>> begin INFORMATION SUPPLIED

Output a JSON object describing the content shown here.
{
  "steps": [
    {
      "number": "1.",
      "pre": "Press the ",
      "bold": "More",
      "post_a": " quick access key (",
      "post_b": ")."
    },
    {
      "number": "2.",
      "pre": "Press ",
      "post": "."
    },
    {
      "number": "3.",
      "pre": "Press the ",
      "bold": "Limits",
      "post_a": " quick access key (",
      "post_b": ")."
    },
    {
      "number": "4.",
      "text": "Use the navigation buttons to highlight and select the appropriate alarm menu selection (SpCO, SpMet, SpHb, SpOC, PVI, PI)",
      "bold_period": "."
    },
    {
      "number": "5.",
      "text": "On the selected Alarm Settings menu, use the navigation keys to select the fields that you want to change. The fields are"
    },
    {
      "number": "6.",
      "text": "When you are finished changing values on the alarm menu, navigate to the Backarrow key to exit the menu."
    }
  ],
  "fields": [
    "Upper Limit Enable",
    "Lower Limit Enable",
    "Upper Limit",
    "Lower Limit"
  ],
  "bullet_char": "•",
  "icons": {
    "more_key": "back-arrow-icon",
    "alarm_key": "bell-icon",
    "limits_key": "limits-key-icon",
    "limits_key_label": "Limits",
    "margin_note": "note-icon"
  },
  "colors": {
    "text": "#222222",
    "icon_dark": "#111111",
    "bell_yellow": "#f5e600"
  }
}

>> end INFORMATION SUPPLIED

WHAT YOU WILL DO: Emit the full listing verbatim.

TASK SOLUTION:
Output a JSON object describing the content shown here.
{
  "steps": [
    {
      "number": "1.",
      "pre": "Press the ",
      "bold": "More",
      "post_a": " quick access key (",
      "post_b": ")."
    },
    {
      "number": "2.",
      "pre": "Press ",
      "post": "."
    },
    {
      "number": "3.",
      "pre": "Press the ",
      "bold": "Limits",
      "post_a": " quick access key (",
      "post_b": ")."
    },
    {
      "number": "4.",
      "text": "Use the navigation buttons to highlight and select the appropriate alarm menu selection (SpCO, SpMet, SpHb, SpOC, PVI, PI)",
      "bold_period": "."
    },
    {
      "number": "5.",
      "text": "On the selected Alarm Settings menu, use the navigation keys to select the fields that you want to change. The fields are"
    },
    {
      "number": "6.",
      "text": "When you are finished changing values on the alarm menu, navigate to the Backarrow key to exit the menu."
    }
  ],
  "fields": [
    "Upper Limit Enable",
    "Lower Limit Enable",
    "Upper Limit",
    "Lower Limit"
  ],
  "bullet_char": "•",
  "icons": {
    "more_key": "back-arrow-icon",
    "alarm_key": "bell-icon",
    "limits_key": "limits-key-icon",
    "limits_key_label": "Limits",
    "margin_note": "note-icon"
  },
  "colors": {
    "text": "#222222",
    "icon_dark": "#111111",
    "bell_yellow": "#f5e600"
  }
}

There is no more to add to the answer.